### Task goal
Write out the whole of the material exactly.

[Stored records]
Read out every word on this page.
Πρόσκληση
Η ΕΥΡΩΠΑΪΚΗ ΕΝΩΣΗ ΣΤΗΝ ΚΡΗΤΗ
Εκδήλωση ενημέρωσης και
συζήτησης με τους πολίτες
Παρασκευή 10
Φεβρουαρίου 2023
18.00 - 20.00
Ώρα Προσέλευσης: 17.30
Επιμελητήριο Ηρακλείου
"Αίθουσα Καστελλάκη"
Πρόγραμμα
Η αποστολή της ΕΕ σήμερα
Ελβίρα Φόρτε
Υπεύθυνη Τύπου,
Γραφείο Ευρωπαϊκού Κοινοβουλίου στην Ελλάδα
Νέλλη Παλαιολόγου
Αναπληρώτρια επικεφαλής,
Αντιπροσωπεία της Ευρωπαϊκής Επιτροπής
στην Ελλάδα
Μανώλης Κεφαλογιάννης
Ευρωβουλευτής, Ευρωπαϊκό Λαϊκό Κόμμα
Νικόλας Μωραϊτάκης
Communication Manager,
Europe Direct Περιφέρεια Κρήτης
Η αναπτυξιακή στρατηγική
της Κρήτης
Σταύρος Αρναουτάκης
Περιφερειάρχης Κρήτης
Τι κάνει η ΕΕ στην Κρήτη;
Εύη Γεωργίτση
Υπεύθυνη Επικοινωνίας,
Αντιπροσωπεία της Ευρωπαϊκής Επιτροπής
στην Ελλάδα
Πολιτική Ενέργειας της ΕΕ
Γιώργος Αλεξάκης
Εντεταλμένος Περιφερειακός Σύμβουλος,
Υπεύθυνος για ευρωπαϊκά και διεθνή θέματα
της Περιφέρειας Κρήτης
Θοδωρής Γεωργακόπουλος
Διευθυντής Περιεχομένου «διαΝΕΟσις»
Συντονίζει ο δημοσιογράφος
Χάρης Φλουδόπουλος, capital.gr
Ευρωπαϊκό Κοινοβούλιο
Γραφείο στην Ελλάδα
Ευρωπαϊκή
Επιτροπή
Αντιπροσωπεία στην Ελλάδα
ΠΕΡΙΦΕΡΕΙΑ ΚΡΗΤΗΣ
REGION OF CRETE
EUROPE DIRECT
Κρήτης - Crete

### The answer
Read out every word on this page.
Πρόσκληση
Η ΕΥΡΩΠΑΪΚΗ ΕΝΩΣΗ ΣΤΗΝ ΚΡΗΤΗ
Εκδήλωση ενημέρωσης και
συζήτησης με τους πολίτες
Παρασκευή 10
Φεβρουαρίου 2023
18.00 - 20.00
Ώρα Προσέλευσης: 17.30
Επιμελητήριο Ηρακλείου
"Αίθουσα Καστελλάκη"
Πρόγραμμα
Η αποστολή της ΕΕ σήμερα
Ελβίρα Φόρτε
Υπεύθυνη Τύπου,
Γραφείο Ευρωπαϊκού Κοινοβουλίου στην Ελλάδα
Νέλλη Παλαιολόγου
Αναπληρώτρια επικεφαλής,
Αντιπροσωπεία της Ευρωπαϊκής Επιτροπής
στην Ελλάδα
Μανώλης Κεφαλογιάννης
Ευρωβουλευτής, Ευρωπαϊκό Λαϊκό Κόμμα
Νικόλας Μωραϊτάκης
Communication Manager,
Europe Direct Περιφέρεια Κρήτης
Η αναπτυξιακή στρατηγική
της Κρήτης
Σταύρος Αρναουτάκης
Περιφερειάρχης Κρήτης
Τι κάνει η ΕΕ στην Κρήτη;
Εύη Γεωργίτση
Υπεύθυνη Επικοινωνίας,
Αντιπροσωπεία της Ευρωπαϊκής Επιτροπής
στην Ελλάδα
Πολιτική Ενέργειας της ΕΕ
Γιώργος Αλεξάκης
Εντεταλμένος Περιφερειακός Σύμβουλος,
Υπεύθυνος για ευρωπαϊκά και διεθνή θέματα
της Περιφέρειας Κρήτης
Θοδωρής Γεωργακόπουλος
Διευθυντής Περιεχομένου «διαΝΕΟσις»
Συντονίζει ο δημοσιογράφος
Χάρης Φλουδόπουλος, capital.gr
Ευρωπαϊκό Κοινοβούλιο
Γραφείο στην Ελλάδα
Ευρωπαϊκή
Επιτροπή
Αντιπροσωπεία στην Ελλάδα
ΠΕΡΙΦΕΡΕΙΑ ΚΡΗΤΗΣ
REGION OF CRETE
EUROPE DIRECT
Κρήτης - Crete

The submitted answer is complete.